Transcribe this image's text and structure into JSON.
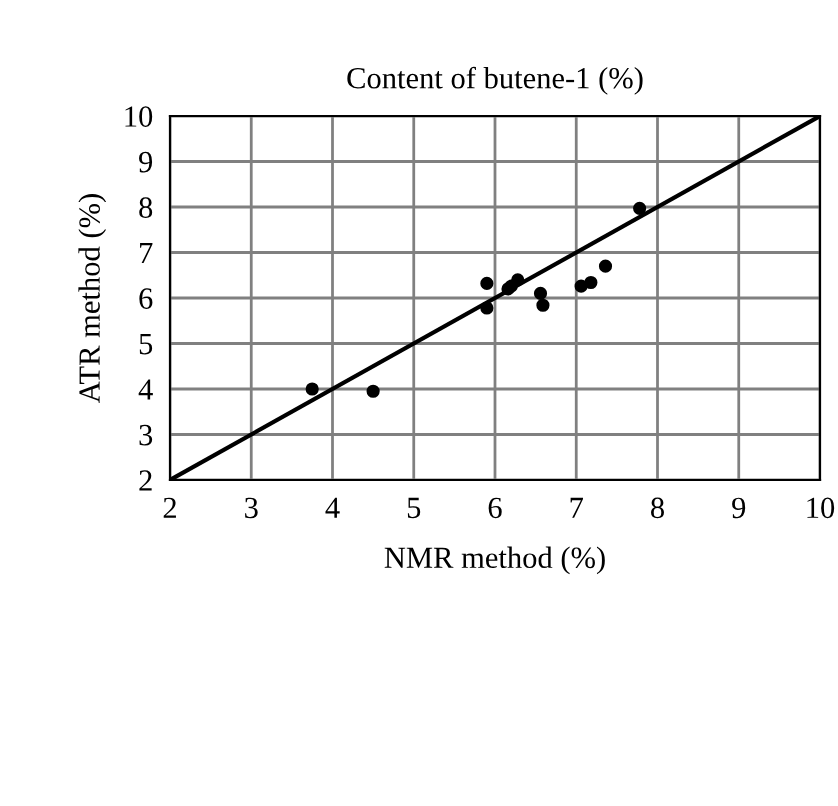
{
  "chart_data": {
    "type": "scatter",
    "title": "Content of butene-1 (%)",
    "xlabel": "NMR method (%)",
    "ylabel": "ATR method (%)",
    "xlim": [
      2,
      10
    ],
    "ylim": [
      2,
      10
    ],
    "xticks": [
      2,
      3,
      4,
      5,
      6,
      7,
      8,
      9,
      10
    ],
    "yticks": [
      2,
      3,
      4,
      5,
      6,
      7,
      8,
      9,
      10
    ],
    "grid": true,
    "marker": "circle",
    "series": [
      {
        "color": "#000000",
        "x": [
          3.75,
          4.5,
          5.9,
          5.9,
          6.16,
          6.2,
          6.28,
          6.56,
          6.59,
          7.06,
          7.18,
          7.36,
          7.78
        ],
        "values": [
          4.0,
          3.95,
          6.32,
          5.78,
          6.2,
          6.26,
          6.4,
          6.1,
          5.84,
          6.26,
          6.34,
          6.7,
          7.97
        ]
      },
      {
        "type": "line",
        "color": "#000000",
        "x": [
          2,
          10
        ],
        "values": [
          2,
          10
        ],
        "marker": "none",
        "line_style": "solid"
      }
    ]
  }
}
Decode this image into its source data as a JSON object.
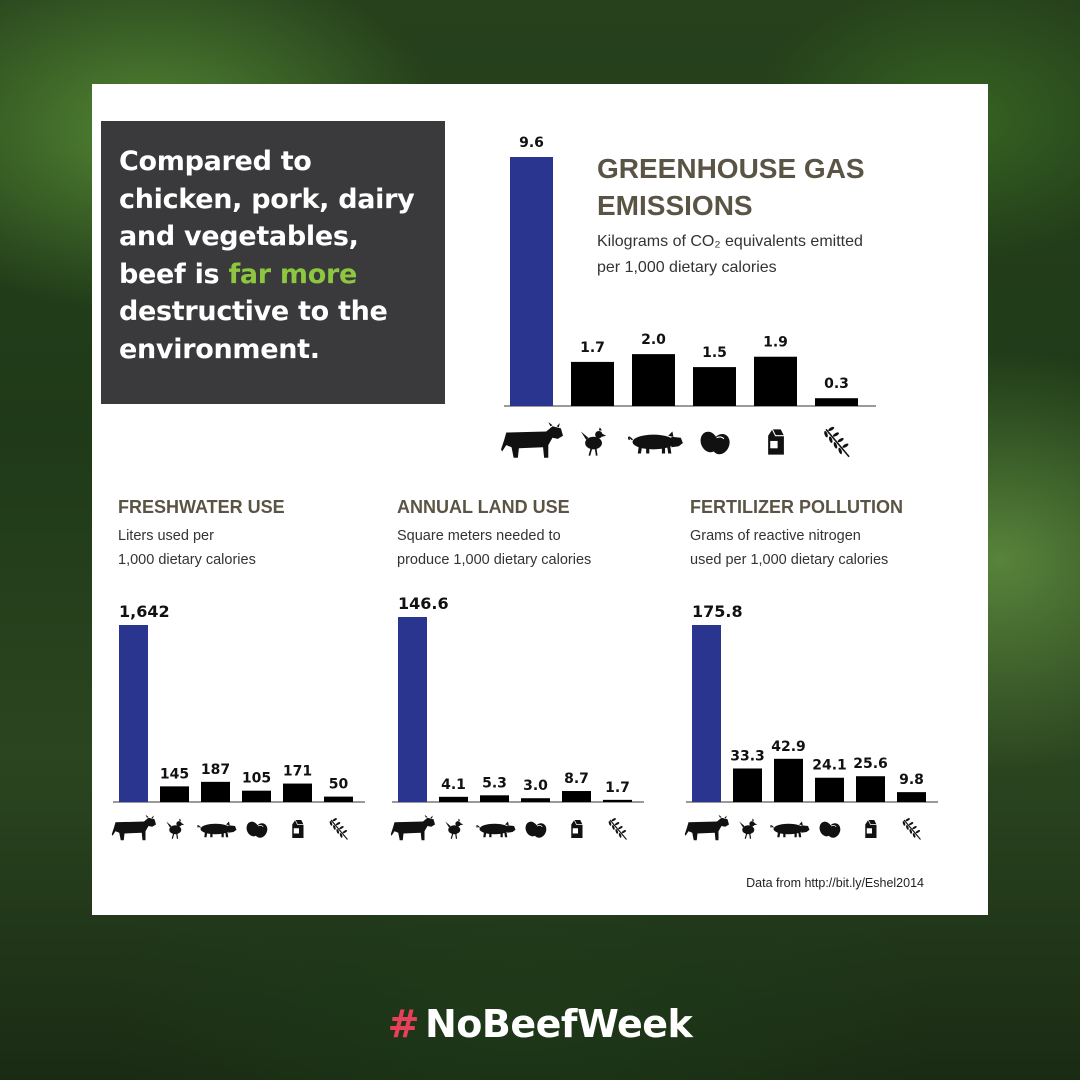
{
  "headline": {
    "part1": "Compared to chicken, pork, dairy and vegetables, beef is ",
    "highlight": "far more",
    "part2": " destructive to the environment."
  },
  "hashtag": {
    "symbol": "#",
    "text": "NoBeefWeek"
  },
  "source_note": "Data from http://bit.ly/Eshel2014",
  "colors": {
    "beef_bar": "#2a3590",
    "other_bars": "#000000",
    "highlight": "#8dc63f",
    "hashtag": "#e8405b",
    "title": "#5a5445"
  },
  "icons": [
    "cow-icon",
    "chicken-icon",
    "pig-icon",
    "eggs-icon",
    "milk-carton-icon",
    "wheat-icon"
  ],
  "chart_data": [
    {
      "id": "ghg",
      "type": "bar",
      "title": "GREENHOUSE GAS EMISSIONS",
      "subtitle_line1": "Kilograms of CO₂ equivalents emitted",
      "subtitle_line2": "per 1,000 dietary calories",
      "categories": [
        "cow-icon",
        "chicken-icon",
        "pig-icon",
        "eggs-icon",
        "milk-carton-icon",
        "wheat-icon"
      ],
      "values": [
        9.6,
        1.7,
        2.0,
        1.5,
        1.9,
        0.3
      ],
      "labels": [
        "9.6",
        "1.7",
        "2.0",
        "1.5",
        "1.9",
        "0.3"
      ],
      "ylim": [
        0,
        9.6
      ]
    },
    {
      "id": "water",
      "type": "bar",
      "title": "FRESHWATER USE",
      "subtitle_line1": "Liters used per",
      "subtitle_line2": "1,000 dietary calories",
      "categories": [
        "cow-icon",
        "chicken-icon",
        "pig-icon",
        "eggs-icon",
        "milk-carton-icon",
        "wheat-icon"
      ],
      "values": [
        1642,
        145,
        187,
        105,
        171,
        50
      ],
      "labels": [
        "1,642",
        "145",
        "187",
        "105",
        "171",
        "50"
      ],
      "ylim": [
        0,
        1642
      ]
    },
    {
      "id": "land",
      "type": "bar",
      "title": "ANNUAL LAND USE",
      "subtitle_line1": "Square meters needed to",
      "subtitle_line2": "produce 1,000 dietary calories",
      "categories": [
        "cow-icon",
        "chicken-icon",
        "pig-icon",
        "eggs-icon",
        "milk-carton-icon",
        "wheat-icon"
      ],
      "values": [
        146.6,
        4.1,
        5.3,
        3.0,
        8.7,
        1.7
      ],
      "labels": [
        "146.6",
        "4.1",
        "5.3",
        "3.0",
        "8.7",
        "1.7"
      ],
      "ylim": [
        0,
        146.6
      ]
    },
    {
      "id": "fert",
      "type": "bar",
      "title": "FERTILIZER POLLUTION",
      "subtitle_line1": "Grams of reactive nitrogen",
      "subtitle_line2": "used per 1,000 dietary calories",
      "categories": [
        "cow-icon",
        "chicken-icon",
        "pig-icon",
        "eggs-icon",
        "milk-carton-icon",
        "wheat-icon"
      ],
      "values": [
        175.8,
        33.3,
        42.9,
        24.1,
        25.6,
        9.8
      ],
      "labels": [
        "175.8",
        "33.3",
        "42.9",
        "24.1",
        "25.6",
        "9.8"
      ],
      "ylim": [
        0,
        175.8
      ]
    }
  ]
}
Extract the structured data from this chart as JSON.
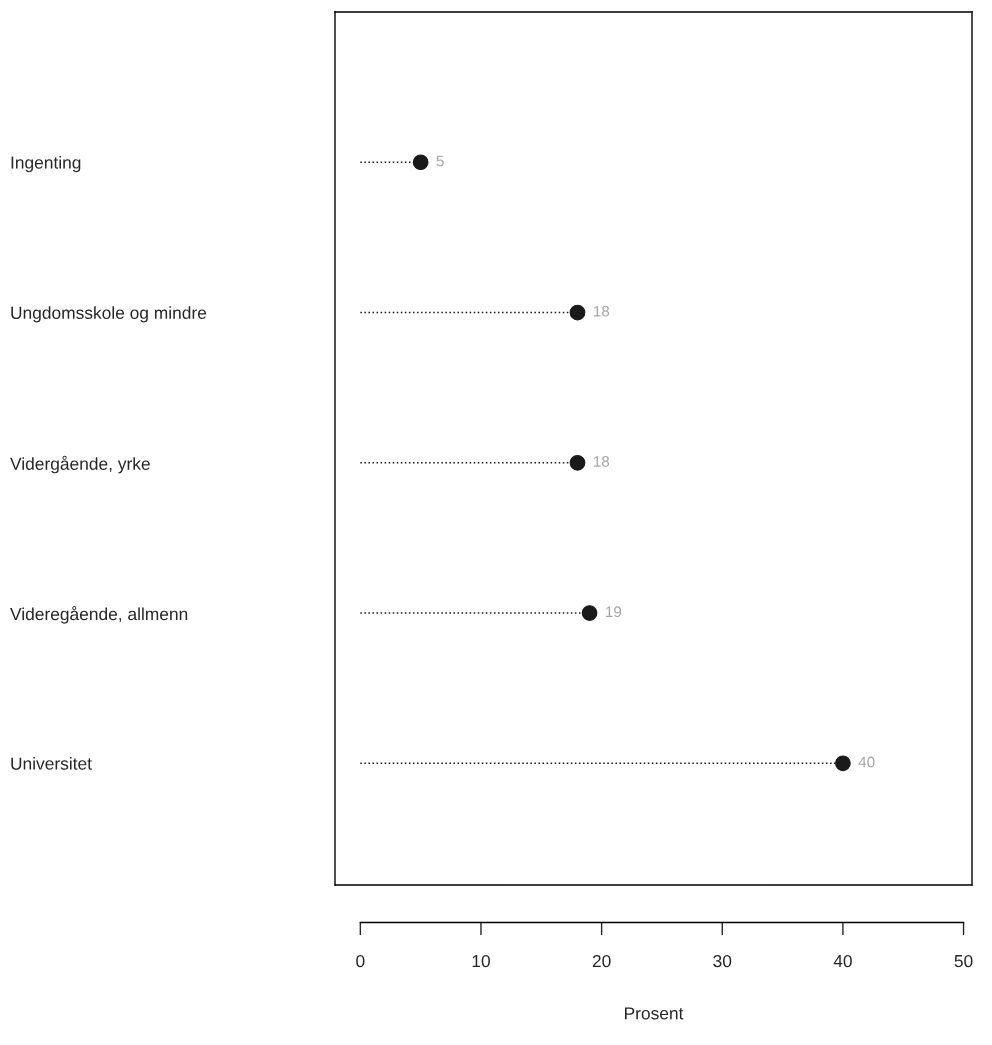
{
  "chart_data": {
    "type": "lollipop",
    "orientation": "horizontal",
    "xlabel": "Prosent",
    "categories": [
      "Ingenting",
      "Ungdomsskole og mindre",
      "Vidergående, yrke",
      "Videregående, allmenn",
      "Universitet"
    ],
    "values": [
      5,
      18,
      18,
      19,
      40
    ],
    "color": "#1a1a1a",
    "xlim": [
      -2.1,
      50.7
    ],
    "xticks": [
      0,
      10,
      20,
      30,
      40,
      50
    ],
    "data_labels": true,
    "marker": "circle",
    "line_style": "dotted"
  }
}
=-=-=
- The task
Write the lines from the line containing "Extract the structured" through the last line of the data out again exactly, and only those lines; pictures stay out.

- Exercise solution
Extract the structured data from this chart as JSON.
{
  "chart_data": {
    "type": "lollipop",
    "orientation": "horizontal",
    "xlabel": "Prosent",
    "categories": [
      "Ingenting",
      "Ungdomsskole og mindre",
      "Vidergående, yrke",
      "Videregående, allmenn",
      "Universitet"
    ],
    "values": [
      5,
      18,
      18,
      19,
      40
    ],
    "color": "#1a1a1a",
    "xlim": [
      -2.1,
      50.7
    ],
    "xticks": [
      0,
      10,
      20,
      30,
      40,
      50
    ],
    "data_labels": true,
    "marker": "circle",
    "line_style": "dotted"
  }
}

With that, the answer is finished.